▶

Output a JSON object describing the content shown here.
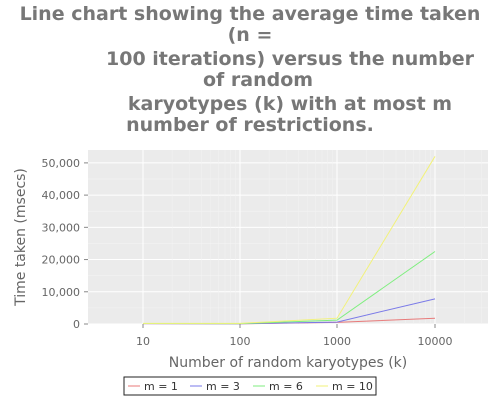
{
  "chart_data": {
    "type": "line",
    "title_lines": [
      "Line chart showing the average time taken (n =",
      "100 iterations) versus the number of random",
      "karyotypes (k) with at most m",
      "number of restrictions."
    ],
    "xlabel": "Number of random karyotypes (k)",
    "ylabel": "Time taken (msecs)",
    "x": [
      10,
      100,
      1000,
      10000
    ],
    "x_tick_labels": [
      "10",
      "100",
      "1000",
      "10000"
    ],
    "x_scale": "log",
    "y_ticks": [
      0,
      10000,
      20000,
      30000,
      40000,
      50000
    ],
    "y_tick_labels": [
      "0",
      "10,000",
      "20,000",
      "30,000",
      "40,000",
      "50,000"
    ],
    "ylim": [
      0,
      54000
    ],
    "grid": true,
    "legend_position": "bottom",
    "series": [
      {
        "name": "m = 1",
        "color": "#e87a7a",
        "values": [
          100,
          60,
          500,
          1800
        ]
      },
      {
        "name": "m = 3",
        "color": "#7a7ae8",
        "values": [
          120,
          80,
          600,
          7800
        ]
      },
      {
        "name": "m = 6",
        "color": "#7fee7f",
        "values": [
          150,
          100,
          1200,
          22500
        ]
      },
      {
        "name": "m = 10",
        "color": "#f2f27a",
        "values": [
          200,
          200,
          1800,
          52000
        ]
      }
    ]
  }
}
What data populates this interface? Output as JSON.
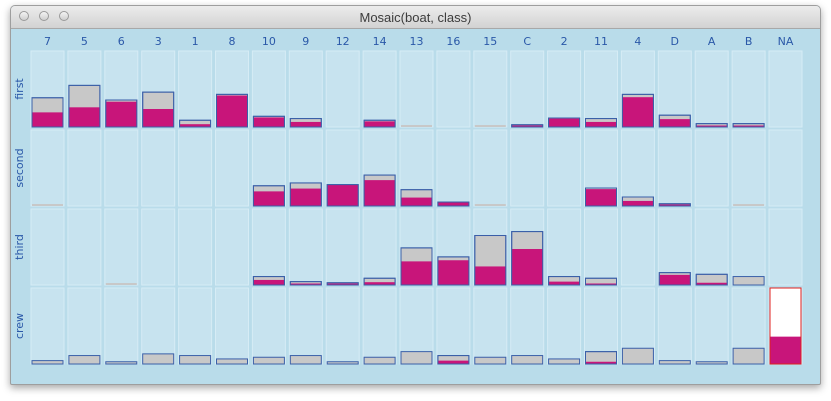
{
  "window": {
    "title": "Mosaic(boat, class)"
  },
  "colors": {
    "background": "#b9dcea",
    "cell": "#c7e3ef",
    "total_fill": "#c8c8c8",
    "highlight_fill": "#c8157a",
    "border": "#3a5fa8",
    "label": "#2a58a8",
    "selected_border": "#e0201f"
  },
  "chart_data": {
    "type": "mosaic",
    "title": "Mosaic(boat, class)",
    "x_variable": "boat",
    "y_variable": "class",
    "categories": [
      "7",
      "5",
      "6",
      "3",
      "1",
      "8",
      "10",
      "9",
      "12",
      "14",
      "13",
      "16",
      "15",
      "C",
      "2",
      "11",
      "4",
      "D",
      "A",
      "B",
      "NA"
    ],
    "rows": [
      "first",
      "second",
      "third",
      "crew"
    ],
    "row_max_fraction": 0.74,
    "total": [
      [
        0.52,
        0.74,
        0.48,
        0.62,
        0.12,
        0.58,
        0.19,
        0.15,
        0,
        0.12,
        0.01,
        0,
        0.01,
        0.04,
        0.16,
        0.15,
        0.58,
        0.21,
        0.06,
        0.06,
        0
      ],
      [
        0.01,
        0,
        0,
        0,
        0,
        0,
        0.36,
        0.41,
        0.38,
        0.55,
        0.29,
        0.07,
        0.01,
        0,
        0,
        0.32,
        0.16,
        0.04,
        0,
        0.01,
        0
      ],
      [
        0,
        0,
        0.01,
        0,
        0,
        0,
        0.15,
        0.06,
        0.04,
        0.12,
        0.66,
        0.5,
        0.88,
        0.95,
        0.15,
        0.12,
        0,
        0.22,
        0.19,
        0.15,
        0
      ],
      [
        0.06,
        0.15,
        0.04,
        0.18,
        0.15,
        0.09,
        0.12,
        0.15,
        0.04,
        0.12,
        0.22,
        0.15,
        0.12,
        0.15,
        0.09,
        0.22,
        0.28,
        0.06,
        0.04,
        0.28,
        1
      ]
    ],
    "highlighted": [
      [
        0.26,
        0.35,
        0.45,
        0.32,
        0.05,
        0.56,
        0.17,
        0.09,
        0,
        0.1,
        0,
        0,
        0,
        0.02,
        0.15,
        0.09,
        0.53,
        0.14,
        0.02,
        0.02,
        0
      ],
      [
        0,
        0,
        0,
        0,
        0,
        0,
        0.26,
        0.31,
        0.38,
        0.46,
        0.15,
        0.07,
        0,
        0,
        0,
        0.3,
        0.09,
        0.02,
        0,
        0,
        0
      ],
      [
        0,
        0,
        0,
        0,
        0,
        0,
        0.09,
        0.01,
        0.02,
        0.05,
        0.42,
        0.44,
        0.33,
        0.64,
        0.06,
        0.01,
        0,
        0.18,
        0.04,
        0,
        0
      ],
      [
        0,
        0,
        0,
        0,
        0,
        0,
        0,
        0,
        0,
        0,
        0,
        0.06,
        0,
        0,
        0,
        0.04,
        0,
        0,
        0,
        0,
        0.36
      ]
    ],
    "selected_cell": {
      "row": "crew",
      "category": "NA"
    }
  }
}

◀

**Stated problem:** Each line above is to be copied verbatim. Drop any image from the copy.

**Answer below:**
Output a JSON object describing the content shown here.
{
  "chart_data": {
    "type": "line",
    "title_lines": [
      "Line chart showing the average time taken (n =",
      "100 iterations) versus the number of random",
      "karyotypes (k) with at most m",
      "number of restrictions."
    ],
    "xlabel": "Number of random karyotypes (k)",
    "ylabel": "Time taken (msecs)",
    "x": [
      10,
      100,
      1000,
      10000
    ],
    "x_tick_labels": [
      "10",
      "100",
      "1000",
      "10000"
    ],
    "x_scale": "log",
    "y_ticks": [
      0,
      10000,
      20000,
      30000,
      40000,
      50000
    ],
    "y_tick_labels": [
      "0",
      "10,000",
      "20,000",
      "30,000",
      "40,000",
      "50,000"
    ],
    "ylim": [
      0,
      54000
    ],
    "grid": true,
    "legend_position": "bottom",
    "series": [
      {
        "name": "m = 1",
        "color": "#e87a7a",
        "values": [
          100,
          60,
          500,
          1800
        ]
      },
      {
        "name": "m = 3",
        "color": "#7a7ae8",
        "values": [
          120,
          80,
          600,
          7800
        ]
      },
      {
        "name": "m = 6",
        "color": "#7fee7f",
        "values": [
          150,
          100,
          1200,
          22500
        ]
      },
      {
        "name": "m = 10",
        "color": "#f2f27a",
        "values": [
          200,
          200,
          1800,
          52000
        ]
      }
    ]
  }
}
What data populates this interface? Output as JSON.
{
  "window": {
    "title": "Mosaic(boat, class)"
  },
  "colors": {
    "background": "#b9dcea",
    "cell": "#c7e3ef",
    "total_fill": "#c8c8c8",
    "highlight_fill": "#c8157a",
    "border": "#3a5fa8",
    "label": "#2a58a8",
    "selected_border": "#e0201f"
  },
  "chart_data": {
    "type": "mosaic",
    "title": "Mosaic(boat, class)",
    "x_variable": "boat",
    "y_variable": "class",
    "categories": [
      "7",
      "5",
      "6",
      "3",
      "1",
      "8",
      "10",
      "9",
      "12",
      "14",
      "13",
      "16",
      "15",
      "C",
      "2",
      "11",
      "4",
      "D",
      "A",
      "B",
      "NA"
    ],
    "rows": [
      "first",
      "second",
      "third",
      "crew"
    ],
    "row_max_fraction": 0.74,
    "total": [
      [
        0.52,
        0.74,
        0.48,
        0.62,
        0.12,
        0.58,
        0.19,
        0.15,
        0,
        0.12,
        0.01,
        0,
        0.01,
        0.04,
        0.16,
        0.15,
        0.58,
        0.21,
        0.06,
        0.06,
        0
      ],
      [
        0.01,
        0,
        0,
        0,
        0,
        0,
        0.36,
        0.41,
        0.38,
        0.55,
        0.29,
        0.07,
        0.01,
        0,
        0,
        0.32,
        0.16,
        0.04,
        0,
        0.01,
        0
      ],
      [
        0,
        0,
        0.01,
        0,
        0,
        0,
        0.15,
        0.06,
        0.04,
        0.12,
        0.66,
        0.5,
        0.88,
        0.95,
        0.15,
        0.12,
        0,
        0.22,
        0.19,
        0.15,
        0
      ],
      [
        0.06,
        0.15,
        0.04,
        0.18,
        0.15,
        0.09,
        0.12,
        0.15,
        0.04,
        0.12,
        0.22,
        0.15,
        0.12,
        0.15,
        0.09,
        0.22,
        0.28,
        0.06,
        0.04,
        0.28,
        1
      ]
    ],
    "highlighted": [
      [
        0.26,
        0.35,
        0.45,
        0.32,
        0.05,
        0.56,
        0.17,
        0.09,
        0,
        0.1,
        0,
        0,
        0,
        0.02,
        0.15,
        0.09,
        0.53,
        0.14,
        0.02,
        0.02,
        0
      ],
      [
        0,
        0,
        0,
        0,
        0,
        0,
        0.26,
        0.31,
        0.38,
        0.46,
        0.15,
        0.07,
        0,
        0,
        0,
        0.3,
        0.09,
        0.02,
        0,
        0,
        0
      ],
      [
        0,
        0,
        0,
        0,
        0,
        0,
        0.09,
        0.01,
        0.02,
        0.05,
        0.42,
        0.44,
        0.33,
        0.64,
        0.06,
        0.01,
        0,
        0.18,
        0.04,
        0,
        0
      ],
      [
        0,
        0,
        0,
        0,
        0,
        0,
        0,
        0,
        0,
        0,
        0,
        0.06,
        0,
        0,
        0,
        0.04,
        0,
        0,
        0,
        0,
        0.36
      ]
    ],
    "selected_cell": {
      "row": "crew",
      "category": "NA"
    }
  }
}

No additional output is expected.